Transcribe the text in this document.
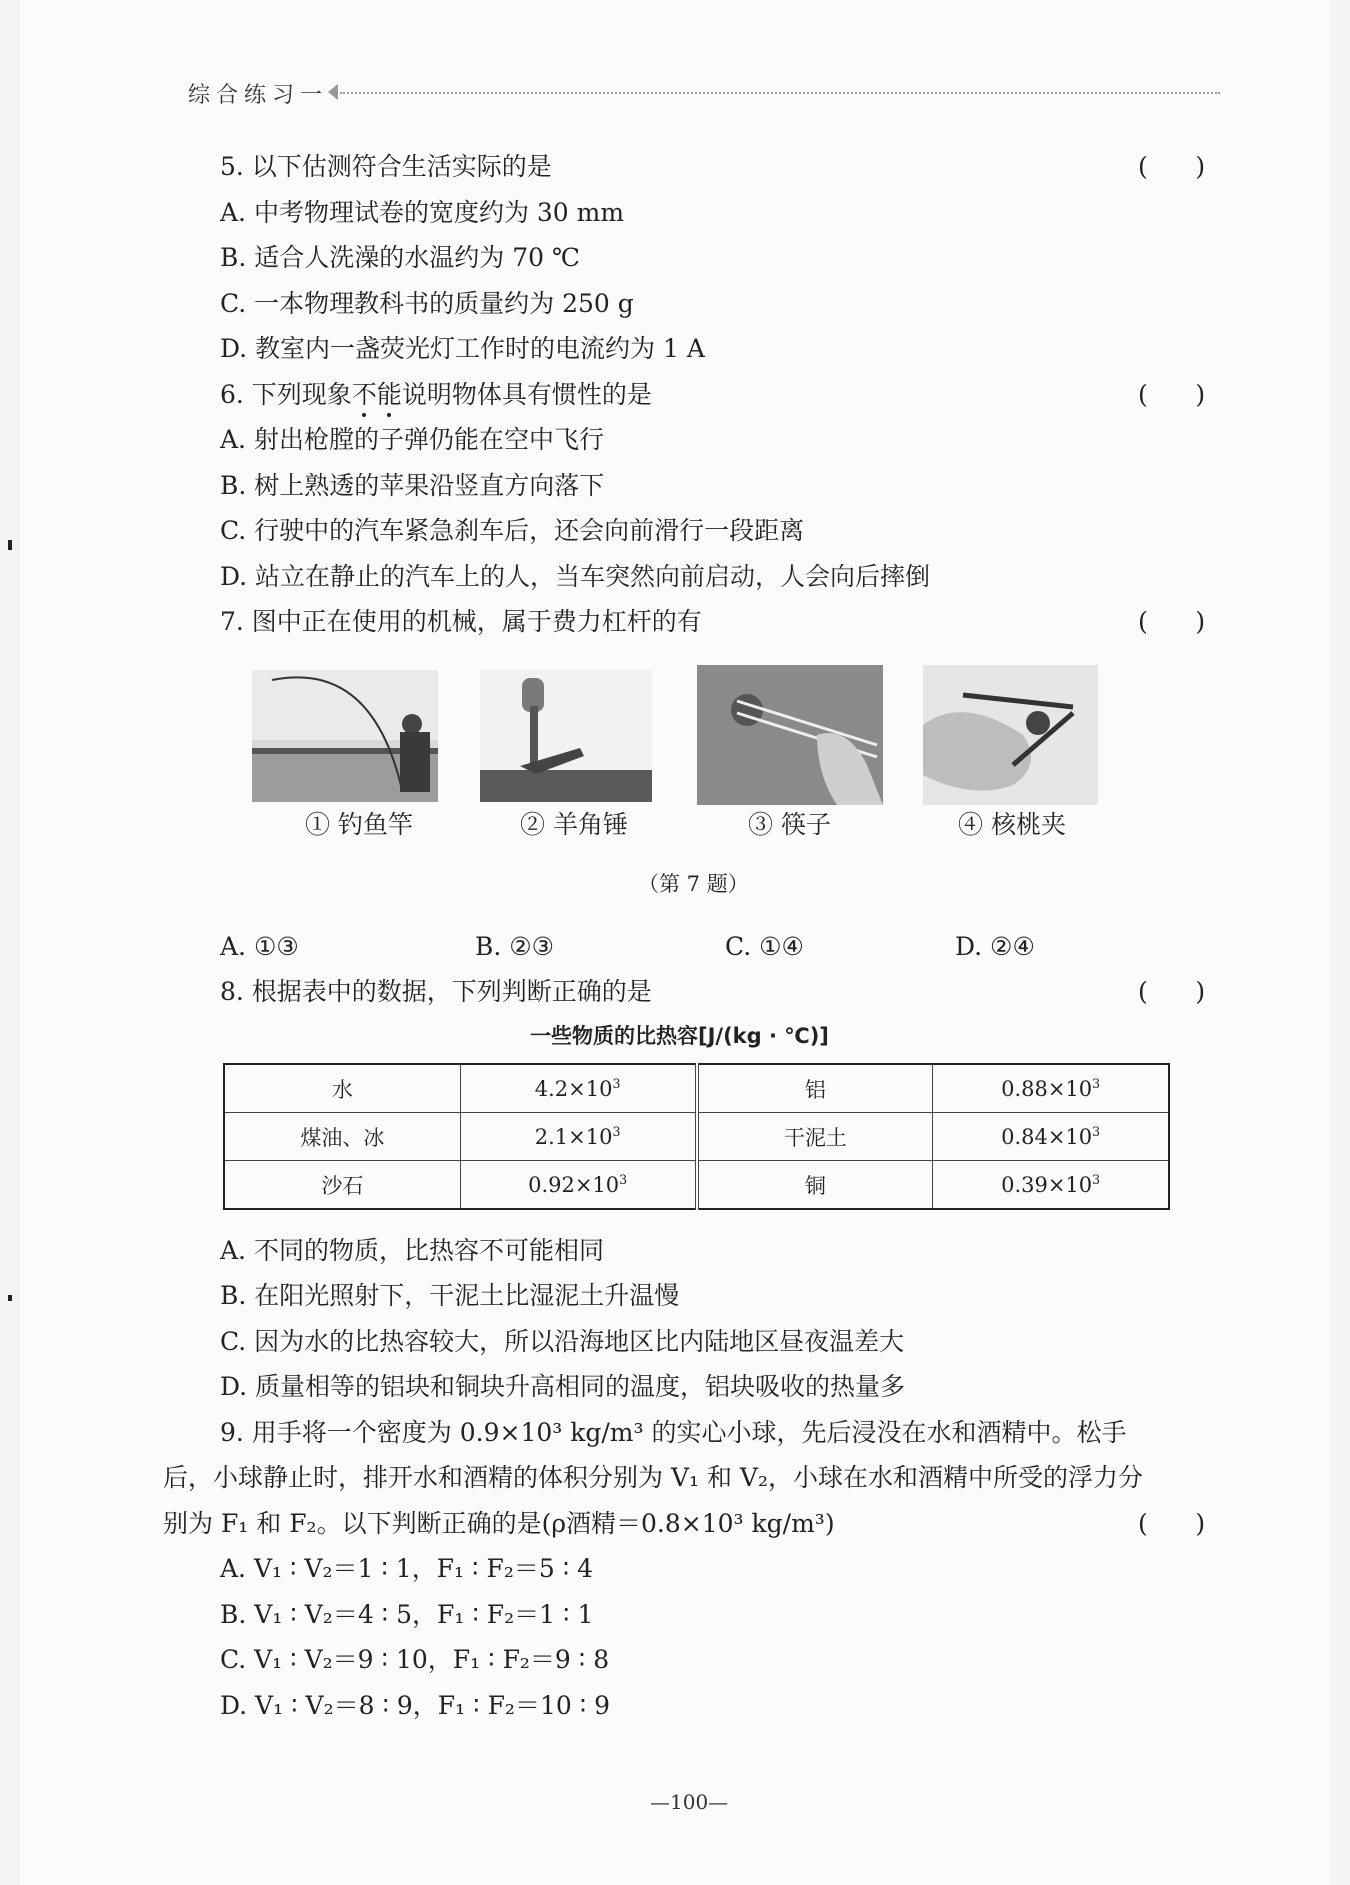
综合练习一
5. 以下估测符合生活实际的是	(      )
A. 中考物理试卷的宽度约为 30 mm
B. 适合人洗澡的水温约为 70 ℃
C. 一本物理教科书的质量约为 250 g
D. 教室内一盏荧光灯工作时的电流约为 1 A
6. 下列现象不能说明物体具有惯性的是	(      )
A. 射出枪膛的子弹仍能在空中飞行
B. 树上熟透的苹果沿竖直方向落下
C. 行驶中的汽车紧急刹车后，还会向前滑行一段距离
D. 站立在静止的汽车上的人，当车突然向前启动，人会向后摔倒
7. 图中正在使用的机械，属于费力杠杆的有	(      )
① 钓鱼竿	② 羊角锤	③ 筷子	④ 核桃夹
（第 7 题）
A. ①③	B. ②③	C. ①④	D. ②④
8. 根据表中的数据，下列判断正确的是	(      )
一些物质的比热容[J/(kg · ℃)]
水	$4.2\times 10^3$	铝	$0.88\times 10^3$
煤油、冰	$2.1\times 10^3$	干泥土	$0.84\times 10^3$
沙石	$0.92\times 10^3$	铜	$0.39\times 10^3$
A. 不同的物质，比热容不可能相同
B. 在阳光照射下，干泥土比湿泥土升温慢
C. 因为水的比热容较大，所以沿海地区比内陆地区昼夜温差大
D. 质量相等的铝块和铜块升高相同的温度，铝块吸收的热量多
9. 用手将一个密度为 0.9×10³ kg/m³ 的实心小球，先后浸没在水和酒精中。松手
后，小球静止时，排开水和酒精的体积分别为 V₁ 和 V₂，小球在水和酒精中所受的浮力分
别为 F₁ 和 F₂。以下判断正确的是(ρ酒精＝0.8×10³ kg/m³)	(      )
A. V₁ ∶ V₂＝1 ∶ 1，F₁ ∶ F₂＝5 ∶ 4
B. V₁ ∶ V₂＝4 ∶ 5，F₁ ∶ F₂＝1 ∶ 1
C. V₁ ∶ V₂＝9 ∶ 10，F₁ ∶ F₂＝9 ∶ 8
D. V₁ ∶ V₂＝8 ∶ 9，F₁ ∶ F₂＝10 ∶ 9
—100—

::::

### WHAT TO DO
Write out each line of the data that holds the string "times".

### SOLUTION FOR THIS PROBLEM
水	$4.2\times 10^3$	铝	$0.88\times 10^3$
煤油、冰	$2.1\times 10^3$	干泥土	$0.84\times 10^3$
沙石	$0.92\times 10^3$	铜	$0.39\times 10^3$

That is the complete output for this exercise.